▶ **WRITTEN REQUEST**: Go through the entries below and retype them exactly, omitting each picture.

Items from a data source
** BEGIN **
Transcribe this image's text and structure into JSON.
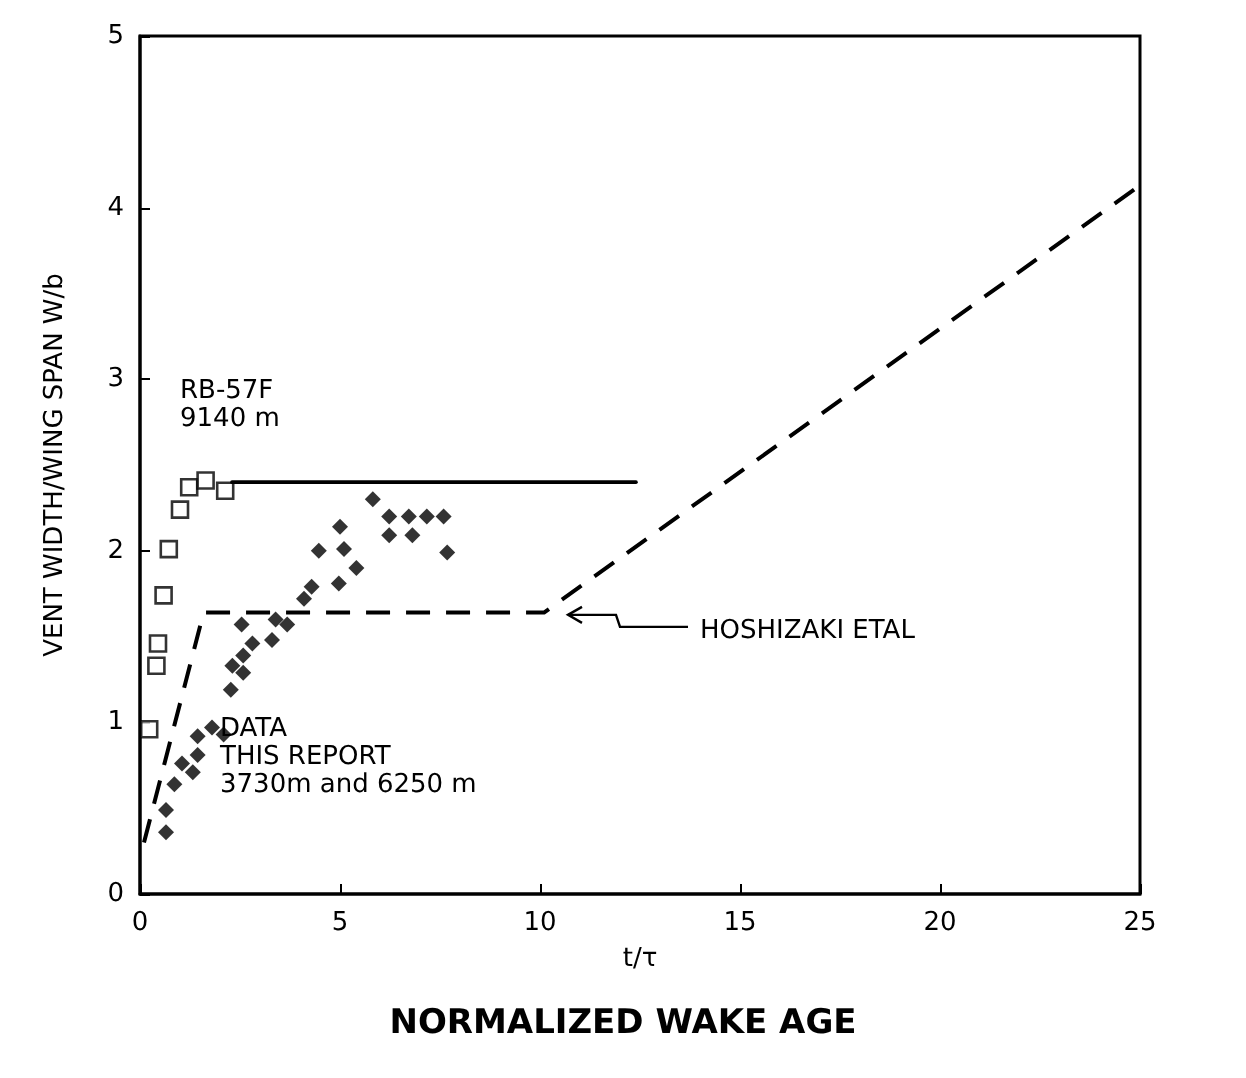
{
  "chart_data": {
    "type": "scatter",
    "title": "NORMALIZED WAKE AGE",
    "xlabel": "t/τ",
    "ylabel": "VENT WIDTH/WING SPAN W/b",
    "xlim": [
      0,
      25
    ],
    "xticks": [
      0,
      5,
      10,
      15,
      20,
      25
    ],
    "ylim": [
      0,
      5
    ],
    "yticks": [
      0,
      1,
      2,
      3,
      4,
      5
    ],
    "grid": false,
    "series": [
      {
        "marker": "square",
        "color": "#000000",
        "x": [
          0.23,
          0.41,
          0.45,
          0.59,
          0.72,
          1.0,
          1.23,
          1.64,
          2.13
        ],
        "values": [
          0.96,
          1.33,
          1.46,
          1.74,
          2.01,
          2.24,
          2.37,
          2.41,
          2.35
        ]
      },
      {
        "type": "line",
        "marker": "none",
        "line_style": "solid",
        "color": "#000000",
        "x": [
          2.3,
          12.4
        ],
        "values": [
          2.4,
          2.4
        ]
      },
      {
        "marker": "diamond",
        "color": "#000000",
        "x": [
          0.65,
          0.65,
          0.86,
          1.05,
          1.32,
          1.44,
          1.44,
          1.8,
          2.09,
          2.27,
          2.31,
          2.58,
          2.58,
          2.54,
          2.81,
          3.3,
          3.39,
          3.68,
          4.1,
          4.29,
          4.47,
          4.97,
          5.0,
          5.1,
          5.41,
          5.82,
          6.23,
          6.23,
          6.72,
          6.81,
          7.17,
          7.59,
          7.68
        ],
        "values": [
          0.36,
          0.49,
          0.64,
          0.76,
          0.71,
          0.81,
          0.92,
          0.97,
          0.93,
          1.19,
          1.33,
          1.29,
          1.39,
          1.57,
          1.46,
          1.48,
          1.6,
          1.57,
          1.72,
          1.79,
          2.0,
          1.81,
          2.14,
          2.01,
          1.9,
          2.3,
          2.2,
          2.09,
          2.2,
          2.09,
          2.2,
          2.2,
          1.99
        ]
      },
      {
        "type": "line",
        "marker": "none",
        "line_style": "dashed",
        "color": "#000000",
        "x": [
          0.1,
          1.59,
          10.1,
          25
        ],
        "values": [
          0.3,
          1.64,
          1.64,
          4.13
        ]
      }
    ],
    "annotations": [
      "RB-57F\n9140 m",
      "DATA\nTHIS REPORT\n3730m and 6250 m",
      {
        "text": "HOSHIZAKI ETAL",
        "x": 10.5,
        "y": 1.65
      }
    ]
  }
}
** END **
▶ **WRITTEN ANSWER**:
Transcribe this image's text and structure into JSON.
{
  "chart_data": {
    "type": "scatter",
    "title": "NORMALIZED WAKE AGE",
    "xlabel": "t/τ",
    "ylabel": "VENT WIDTH/WING SPAN W/b",
    "xlim": [
      0,
      25
    ],
    "xticks": [
      0,
      5,
      10,
      15,
      20,
      25
    ],
    "ylim": [
      0,
      5
    ],
    "yticks": [
      0,
      1,
      2,
      3,
      4,
      5
    ],
    "grid": false,
    "series": [
      {
        "marker": "square",
        "color": "#000000",
        "x": [
          0.23,
          0.41,
          0.45,
          0.59,
          0.72,
          1.0,
          1.23,
          1.64,
          2.13
        ],
        "values": [
          0.96,
          1.33,
          1.46,
          1.74,
          2.01,
          2.24,
          2.37,
          2.41,
          2.35
        ]
      },
      {
        "type": "line",
        "marker": "none",
        "line_style": "solid",
        "color": "#000000",
        "x": [
          2.3,
          12.4
        ],
        "values": [
          2.4,
          2.4
        ]
      },
      {
        "marker": "diamond",
        "color": "#000000",
        "x": [
          0.65,
          0.65,
          0.86,
          1.05,
          1.32,
          1.44,
          1.44,
          1.8,
          2.09,
          2.27,
          2.31,
          2.58,
          2.58,
          2.54,
          2.81,
          3.3,
          3.39,
          3.68,
          4.1,
          4.29,
          4.47,
          4.97,
          5.0,
          5.1,
          5.41,
          5.82,
          6.23,
          6.23,
          6.72,
          6.81,
          7.17,
          7.59,
          7.68
        ],
        "values": [
          0.36,
          0.49,
          0.64,
          0.76,
          0.71,
          0.81,
          0.92,
          0.97,
          0.93,
          1.19,
          1.33,
          1.29,
          1.39,
          1.57,
          1.46,
          1.48,
          1.6,
          1.57,
          1.72,
          1.79,
          2.0,
          1.81,
          2.14,
          2.01,
          1.9,
          2.3,
          2.2,
          2.09,
          2.2,
          2.09,
          2.2,
          2.2,
          1.99
        ]
      },
      {
        "type": "line",
        "marker": "none",
        "line_style": "dashed",
        "color": "#000000",
        "x": [
          0.1,
          1.59,
          10.1,
          25
        ],
        "values": [
          0.3,
          1.64,
          1.64,
          4.13
        ]
      }
    ],
    "annotations": [
      "RB-57F\n9140 m",
      "DATA\nTHIS REPORT\n3730m and 6250 m",
      {
        "text": "HOSHIZAKI ETAL",
        "x": 10.5,
        "y": 1.65
      }
    ]
  }
}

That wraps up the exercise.